[START EXTRACTED ENTRIES]

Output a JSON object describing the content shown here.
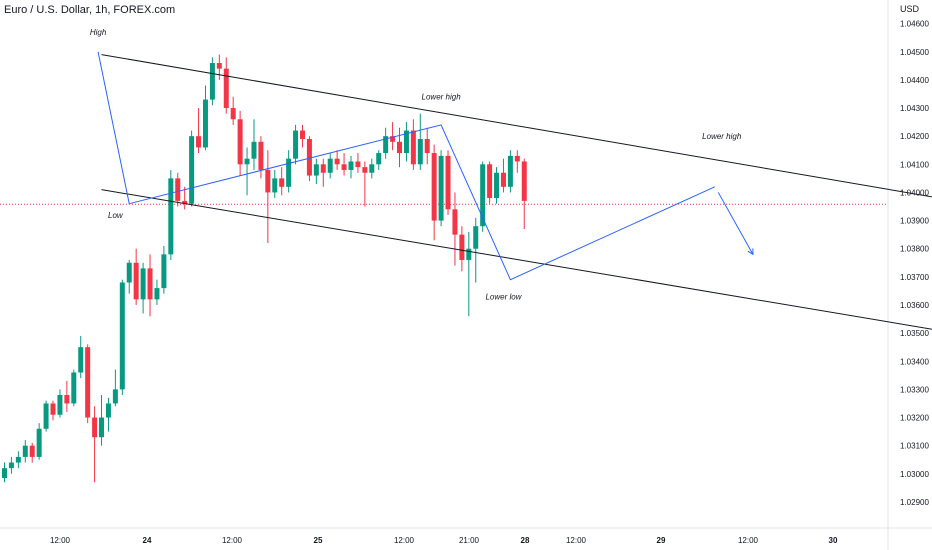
{
  "header": {
    "symbol_title": "Euro / U.S. Dollar, 1h, FOREX.com",
    "currency_label": "USD"
  },
  "colors": {
    "up": "#089981",
    "down": "#f23645",
    "channel": "#131722",
    "path": "#2962ff",
    "grid": "#ffffff",
    "price_line": "#f23645",
    "axis_text": "#131722"
  },
  "chart_data": {
    "type": "candlestick",
    "title": "Euro / U.S. Dollar, 1h, FOREX.com",
    "ylabel": "USD",
    "ylim": [
      1.0285,
      1.0462
    ],
    "y_ticks": [
      "1.04600",
      "1.04500",
      "1.04400",
      "1.04300",
      "1.04200",
      "1.04100",
      "1.04000",
      "1.03900",
      "1.03800",
      "1.03700",
      "1.03600",
      "1.03500",
      "1.03400",
      "1.03300",
      "1.03200",
      "1.03100",
      "1.03000",
      "1.02900"
    ],
    "x_ticks": [
      "12:00",
      "24",
      "12:00",
      "25",
      "12:00",
      "21:00",
      "28",
      "12:00",
      "29",
      "12:00",
      "30"
    ],
    "last_price": 1.03958,
    "candles": [
      [
        1.02985,
        1.0304,
        1.0297,
        1.0302
      ],
      [
        1.0302,
        1.0306,
        1.03,
        1.0304
      ],
      [
        1.0304,
        1.0308,
        1.0302,
        1.0306
      ],
      [
        1.0306,
        1.0312,
        1.0304,
        1.031
      ],
      [
        1.031,
        1.0311,
        1.0304,
        1.0306
      ],
      [
        1.0306,
        1.0318,
        1.0305,
        1.0316
      ],
      [
        1.0316,
        1.0326,
        1.0315,
        1.0325
      ],
      [
        1.0325,
        1.0326,
        1.0319,
        1.0321
      ],
      [
        1.0321,
        1.033,
        1.032,
        1.0328
      ],
      [
        1.0328,
        1.0333,
        1.0322,
        1.0325
      ],
      [
        1.0325,
        1.0337,
        1.0324,
        1.0336
      ],
      [
        1.0336,
        1.0349,
        1.0334,
        1.0345
      ],
      [
        1.0345,
        1.0346,
        1.0318,
        1.032
      ],
      [
        1.032,
        1.0324,
        1.0297,
        1.0313
      ],
      [
        1.0313,
        1.0328,
        1.031,
        1.032
      ],
      [
        1.032,
        1.0327,
        1.0315,
        1.0325
      ],
      [
        1.0325,
        1.0337,
        1.0324,
        1.033
      ],
      [
        1.033,
        1.0369,
        1.0328,
        1.0368
      ],
      [
        1.0368,
        1.0376,
        1.0364,
        1.0375
      ],
      [
        1.0375,
        1.038,
        1.036,
        1.0362
      ],
      [
        1.0362,
        1.0375,
        1.0357,
        1.0373
      ],
      [
        1.0373,
        1.0378,
        1.0356,
        1.0362
      ],
      [
        1.0362,
        1.0369,
        1.036,
        1.0366
      ],
      [
        1.0366,
        1.0381,
        1.0364,
        1.0378
      ],
      [
        1.0378,
        1.0408,
        1.0376,
        1.0405
      ],
      [
        1.0405,
        1.0407,
        1.0395,
        1.0397
      ],
      [
        1.0397,
        1.0402,
        1.0394,
        1.0396
      ],
      [
        1.0396,
        1.0422,
        1.0395,
        1.042
      ],
      [
        1.042,
        1.043,
        1.0414,
        1.0416
      ],
      [
        1.0416,
        1.0438,
        1.0415,
        1.0433
      ],
      [
        1.0433,
        1.0448,
        1.0431,
        1.0446
      ],
      [
        1.0446,
        1.0449,
        1.044,
        1.0444
      ],
      [
        1.0444,
        1.0448,
        1.0428,
        1.043
      ],
      [
        1.043,
        1.0434,
        1.0424,
        1.0426
      ],
      [
        1.0426,
        1.0429,
        1.0406,
        1.041
      ],
      [
        1.041,
        1.0416,
        1.0399,
        1.0412
      ],
      [
        1.0412,
        1.0426,
        1.0408,
        1.0418
      ],
      [
        1.0418,
        1.042,
        1.0405,
        1.0408
      ],
      [
        1.0408,
        1.0415,
        1.0382,
        1.04
      ],
      [
        1.04,
        1.0408,
        1.0398,
        1.0405
      ],
      [
        1.0405,
        1.0409,
        1.0399,
        1.0402
      ],
      [
        1.0402,
        1.0415,
        1.04,
        1.0412
      ],
      [
        1.0412,
        1.0424,
        1.041,
        1.0422
      ],
      [
        1.0422,
        1.0424,
        1.0416,
        1.0419
      ],
      [
        1.0419,
        1.042,
        1.0404,
        1.0406
      ],
      [
        1.0406,
        1.0412,
        1.0403,
        1.041
      ],
      [
        1.041,
        1.0412,
        1.0402,
        1.0407
      ],
      [
        1.0407,
        1.0414,
        1.0405,
        1.0412
      ],
      [
        1.0412,
        1.0415,
        1.0408,
        1.041
      ],
      [
        1.041,
        1.0414,
        1.0406,
        1.0408
      ],
      [
        1.0408,
        1.0413,
        1.0405,
        1.0411
      ],
      [
        1.0411,
        1.0414,
        1.0407,
        1.0409
      ],
      [
        1.0409,
        1.0411,
        1.0395,
        1.0407
      ],
      [
        1.0407,
        1.0412,
        1.0405,
        1.041
      ],
      [
        1.041,
        1.0415,
        1.0408,
        1.0414
      ],
      [
        1.0414,
        1.0423,
        1.0412,
        1.042
      ],
      [
        1.042,
        1.0425,
        1.0415,
        1.0418
      ],
      [
        1.0418,
        1.0423,
        1.0409,
        1.0414
      ],
      [
        1.0414,
        1.0425,
        1.0411,
        1.0422
      ],
      [
        1.0422,
        1.0426,
        1.0408,
        1.041
      ],
      [
        1.041,
        1.0428,
        1.0408,
        1.0419
      ],
      [
        1.0419,
        1.0423,
        1.041,
        1.0414
      ],
      [
        1.0414,
        1.0417,
        1.0383,
        1.039
      ],
      [
        1.039,
        1.0415,
        1.0388,
        1.0413
      ],
      [
        1.0413,
        1.0415,
        1.0392,
        1.0394
      ],
      [
        1.0394,
        1.04,
        1.0374,
        1.0385
      ],
      [
        1.0385,
        1.0388,
        1.0372,
        1.0376
      ],
      [
        1.0376,
        1.0386,
        1.0356,
        1.038
      ],
      [
        1.038,
        1.0391,
        1.0368,
        1.0388
      ],
      [
        1.0388,
        1.0411,
        1.0386,
        1.041
      ],
      [
        1.041,
        1.0411,
        1.0396,
        1.0398
      ],
      [
        1.0398,
        1.0409,
        1.0396,
        1.0407
      ],
      [
        1.0407,
        1.0412,
        1.04,
        1.0402
      ],
      [
        1.0402,
        1.0415,
        1.04,
        1.0413
      ],
      [
        1.0413,
        1.0415,
        1.0407,
        1.0411
      ],
      [
        1.0411,
        1.0412,
        1.0387,
        1.0397
      ]
    ],
    "channel_lines": [
      {
        "from": {
          "x": "23 10:00",
          "y": 1.0449
        },
        "to": {
          "x": "28 18:00",
          "y": 1.0395
        }
      },
      {
        "from": {
          "x": "23 10:00",
          "y": 1.0401
        },
        "to": {
          "x": "28 18:00",
          "y": 1.0348
        }
      }
    ],
    "wave_path": [
      {
        "x": "23 09:30",
        "y": 1.045
      },
      {
        "x": "23 14:00",
        "y": 1.0396
      },
      {
        "x": "25 11:00",
        "y": 1.0424
      },
      {
        "x": "25 21:00",
        "y": 1.0369
      },
      {
        "x": "27 02:30",
        "y": 1.0402
      }
    ],
    "projection_arrow": {
      "from": {
        "x": "27 03:00",
        "y": 1.04
      },
      "to": {
        "x": "27 08:00",
        "y": 1.0378
      }
    },
    "annotations": [
      {
        "text": "High",
        "x": "23 09:30",
        "y": 1.0456
      },
      {
        "text": "Low",
        "x": "23 12:00",
        "y": 1.0391
      },
      {
        "text": "Lower high",
        "x": "25 11:00",
        "y": 1.0433
      },
      {
        "text": "Lower high",
        "x": "27 03:30",
        "y": 1.0419
      },
      {
        "text": "Lower low",
        "x": "25 20:00",
        "y": 1.0362
      }
    ]
  }
}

[END EXTRACTED ENTRIES]

PROMPT
Return each line among the entries that holds the word "Dollar".

EXPECTED ANSWER
    "symbol_title": "Euro / U.S. Dollar, 1h, FOREX.com",
    "title": "Euro / U.S. Dollar, 1h, FOREX.com",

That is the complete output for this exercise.